**What is needed**:
Transcribe all records exactly.

[Stored data]

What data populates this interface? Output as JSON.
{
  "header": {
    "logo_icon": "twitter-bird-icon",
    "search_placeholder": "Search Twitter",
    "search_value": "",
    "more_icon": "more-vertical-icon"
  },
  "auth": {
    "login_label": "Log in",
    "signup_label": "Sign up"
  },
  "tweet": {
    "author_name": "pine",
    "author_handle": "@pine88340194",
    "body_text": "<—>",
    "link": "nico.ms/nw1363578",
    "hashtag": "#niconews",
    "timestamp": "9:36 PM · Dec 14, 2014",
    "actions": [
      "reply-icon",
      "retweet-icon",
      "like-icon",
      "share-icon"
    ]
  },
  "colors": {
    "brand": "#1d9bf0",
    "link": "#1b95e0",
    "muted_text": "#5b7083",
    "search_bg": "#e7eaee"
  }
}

**Worked solution**:
What data populates this interface? Output as JSON.
{
  "header": {
    "logo_icon": "twitter-bird-icon",
    "search_placeholder": "Search Twitter",
    "search_value": "",
    "more_icon": "more-vertical-icon"
  },
  "auth": {
    "login_label": "Log in",
    "signup_label": "Sign up"
  },
  "tweet": {
    "author_name": "pine",
    "author_handle": "@pine88340194",
    "body_text": "<—>",
    "link": "nico.ms/nw1363578",
    "hashtag": "#niconews",
    "timestamp": "9:36 PM · Dec 14, 2014",
    "actions": [
      "reply-icon",
      "retweet-icon",
      "like-icon",
      "share-icon"
    ]
  },
  "colors": {
    "brand": "#1d9bf0",
    "link": "#1b95e0",
    "muted_text": "#5b7083",
    "search_bg": "#e7eaee"
  }
}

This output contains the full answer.